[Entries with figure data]
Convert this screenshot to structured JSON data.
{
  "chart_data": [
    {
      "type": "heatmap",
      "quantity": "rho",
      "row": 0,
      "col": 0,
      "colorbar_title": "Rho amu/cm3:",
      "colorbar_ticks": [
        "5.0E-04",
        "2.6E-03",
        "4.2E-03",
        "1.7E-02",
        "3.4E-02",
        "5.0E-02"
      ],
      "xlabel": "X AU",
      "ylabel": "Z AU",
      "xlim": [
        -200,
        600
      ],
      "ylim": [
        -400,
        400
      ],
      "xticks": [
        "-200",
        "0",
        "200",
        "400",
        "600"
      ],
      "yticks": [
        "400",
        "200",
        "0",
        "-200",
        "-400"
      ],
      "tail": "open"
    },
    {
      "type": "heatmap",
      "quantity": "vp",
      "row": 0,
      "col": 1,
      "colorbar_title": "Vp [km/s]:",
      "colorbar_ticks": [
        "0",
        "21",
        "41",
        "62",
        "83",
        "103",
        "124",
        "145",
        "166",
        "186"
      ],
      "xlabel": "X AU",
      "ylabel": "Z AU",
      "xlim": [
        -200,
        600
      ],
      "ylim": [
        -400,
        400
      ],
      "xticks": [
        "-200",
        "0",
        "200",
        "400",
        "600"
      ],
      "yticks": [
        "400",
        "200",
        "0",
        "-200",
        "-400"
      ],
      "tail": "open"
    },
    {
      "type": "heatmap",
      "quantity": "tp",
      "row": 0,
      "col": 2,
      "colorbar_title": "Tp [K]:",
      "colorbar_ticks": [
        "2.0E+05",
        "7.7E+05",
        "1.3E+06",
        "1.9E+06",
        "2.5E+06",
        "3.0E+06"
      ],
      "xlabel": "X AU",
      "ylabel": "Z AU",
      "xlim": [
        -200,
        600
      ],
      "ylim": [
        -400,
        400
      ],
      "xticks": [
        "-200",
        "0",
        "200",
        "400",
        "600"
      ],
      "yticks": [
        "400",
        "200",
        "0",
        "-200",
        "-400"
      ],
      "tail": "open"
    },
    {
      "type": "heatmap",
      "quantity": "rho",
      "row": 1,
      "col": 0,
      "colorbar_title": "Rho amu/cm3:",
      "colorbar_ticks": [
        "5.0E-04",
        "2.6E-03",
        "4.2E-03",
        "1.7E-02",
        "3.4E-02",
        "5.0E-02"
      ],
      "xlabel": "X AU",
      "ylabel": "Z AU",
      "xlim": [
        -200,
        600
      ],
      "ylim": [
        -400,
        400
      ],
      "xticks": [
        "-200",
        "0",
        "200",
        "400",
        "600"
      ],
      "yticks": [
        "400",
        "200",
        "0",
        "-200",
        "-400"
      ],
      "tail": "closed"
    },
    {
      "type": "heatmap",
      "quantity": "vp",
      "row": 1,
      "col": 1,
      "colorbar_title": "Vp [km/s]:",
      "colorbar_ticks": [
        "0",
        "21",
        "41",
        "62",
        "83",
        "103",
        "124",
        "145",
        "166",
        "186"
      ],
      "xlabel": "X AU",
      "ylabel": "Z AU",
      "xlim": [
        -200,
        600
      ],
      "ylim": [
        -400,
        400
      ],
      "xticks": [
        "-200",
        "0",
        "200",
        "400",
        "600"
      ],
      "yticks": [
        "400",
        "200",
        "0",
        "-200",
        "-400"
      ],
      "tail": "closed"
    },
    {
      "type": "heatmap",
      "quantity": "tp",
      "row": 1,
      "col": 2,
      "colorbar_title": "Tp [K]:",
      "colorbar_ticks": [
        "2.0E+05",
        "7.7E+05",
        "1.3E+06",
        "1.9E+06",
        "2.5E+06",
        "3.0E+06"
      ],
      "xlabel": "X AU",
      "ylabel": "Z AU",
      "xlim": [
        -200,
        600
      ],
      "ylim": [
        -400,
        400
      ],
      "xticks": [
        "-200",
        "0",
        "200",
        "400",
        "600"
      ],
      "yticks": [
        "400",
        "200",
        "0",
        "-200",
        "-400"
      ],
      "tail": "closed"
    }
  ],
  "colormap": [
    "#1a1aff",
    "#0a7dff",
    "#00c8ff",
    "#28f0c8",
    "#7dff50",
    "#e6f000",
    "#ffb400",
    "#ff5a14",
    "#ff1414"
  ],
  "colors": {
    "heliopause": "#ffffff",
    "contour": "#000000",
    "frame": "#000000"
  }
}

_Exercise brief_
Please reproduce each line exactly as written.

_Task output_
Convert this screenshot to structured JSON data.
{
  "chart_data": [
    {
      "type": "heatmap",
      "quantity": "rho",
      "row": 0,
      "col": 0,
      "colorbar_title": "Rho amu/cm3:",
      "colorbar_ticks": [
        "5.0E-04",
        "2.6E-03",
        "4.2E-03",
        "1.7E-02",
        "3.4E-02",
        "5.0E-02"
      ],
      "xlabel": "X AU",
      "ylabel": "Z AU",
      "xlim": [
        -200,
        600
      ],
      "ylim": [
        -400,
        400
      ],
      "xticks": [
        "-200",
        "0",
        "200",
        "400",
        "600"
      ],
      "yticks": [
        "400",
        "200",
        "0",
        "-200",
        "-400"
      ],
      "tail": "open"
    },
    {
      "type": "heatmap",
      "quantity": "vp",
      "row": 0,
      "col": 1,
      "colorbar_title": "Vp [km/s]:",
      "colorbar_ticks": [
        "0",
        "21",
        "41",
        "62",
        "83",
        "103",
        "124",
        "145",
        "166",
        "186"
      ],
      "xlabel": "X AU",
      "ylabel": "Z AU",
      "xlim": [
        -200,
        600
      ],
      "ylim": [
        -400,
        400
      ],
      "xticks": [
        "-200",
        "0",
        "200",
        "400",
        "600"
      ],
      "yticks": [
        "400",
        "200",
        "0",
        "-200",
        "-400"
      ],
      "tail": "open"
    },
    {
      "type": "heatmap",
      "quantity": "tp",
      "row": 0,
      "col": 2,
      "colorbar_title": "Tp [K]:",
      "colorbar_ticks": [
        "2.0E+05",
        "7.7E+05",
        "1.3E+06",
        "1.9E+06",
        "2.5E+06",
        "3.0E+06"
      ],
      "xlabel": "X AU",
      "ylabel": "Z AU",
      "xlim": [
        -200,
        600
      ],
      "ylim": [
        -400,
        400
      ],
      "xticks": [
        "-200",
        "0",
        "200",
        "400",
        "600"
      ],
      "yticks": [
        "400",
        "200",
        "0",
        "-200",
        "-400"
      ],
      "tail": "open"
    },
    {
      "type": "heatmap",
      "quantity": "rho",
      "row": 1,
      "col": 0,
      "colorbar_title": "Rho amu/cm3:",
      "colorbar_ticks": [
        "5.0E-04",
        "2.6E-03",
        "4.2E-03",
        "1.7E-02",
        "3.4E-02",
        "5.0E-02"
      ],
      "xlabel": "X AU",
      "ylabel": "Z AU",
      "xlim": [
        -200,
        600
      ],
      "ylim": [
        -400,
        400
      ],
      "xticks": [
        "-200",
        "0",
        "200",
        "400",
        "600"
      ],
      "yticks": [
        "400",
        "200",
        "0",
        "-200",
        "-400"
      ],
      "tail": "closed"
    },
    {
      "type": "heatmap",
      "quantity": "vp",
      "row": 1,
      "col": 1,
      "colorbar_title": "Vp [km/s]:",
      "colorbar_ticks": [
        "0",
        "21",
        "41",
        "62",
        "83",
        "103",
        "124",
        "145",
        "166",
        "186"
      ],
      "xlabel": "X AU",
      "ylabel": "Z AU",
      "xlim": [
        -200,
        600
      ],
      "ylim": [
        -400,
        400
      ],
      "xticks": [
        "-200",
        "0",
        "200",
        "400",
        "600"
      ],
      "yticks": [
        "400",
        "200",
        "0",
        "-200",
        "-400"
      ],
      "tail": "closed"
    },
    {
      "type": "heatmap",
      "quantity": "tp",
      "row": 1,
      "col": 2,
      "colorbar_title": "Tp [K]:",
      "colorbar_ticks": [
        "2.0E+05",
        "7.7E+05",
        "1.3E+06",
        "1.9E+06",
        "2.5E+06",
        "3.0E+06"
      ],
      "xlabel": "X AU",
      "ylabel": "Z AU",
      "xlim": [
        -200,
        600
      ],
      "ylim": [
        -400,
        400
      ],
      "xticks": [
        "-200",
        "0",
        "200",
        "400",
        "600"
      ],
      "yticks": [
        "400",
        "200",
        "0",
        "-200",
        "-400"
      ],
      "tail": "closed"
    }
  ],
  "colormap": [
    "#1a1aff",
    "#0a7dff",
    "#00c8ff",
    "#28f0c8",
    "#7dff50",
    "#e6f000",
    "#ffb400",
    "#ff5a14",
    "#ff1414"
  ],
  "colors": {
    "heliopause": "#ffffff",
    "contour": "#000000",
    "frame": "#000000"
  }
}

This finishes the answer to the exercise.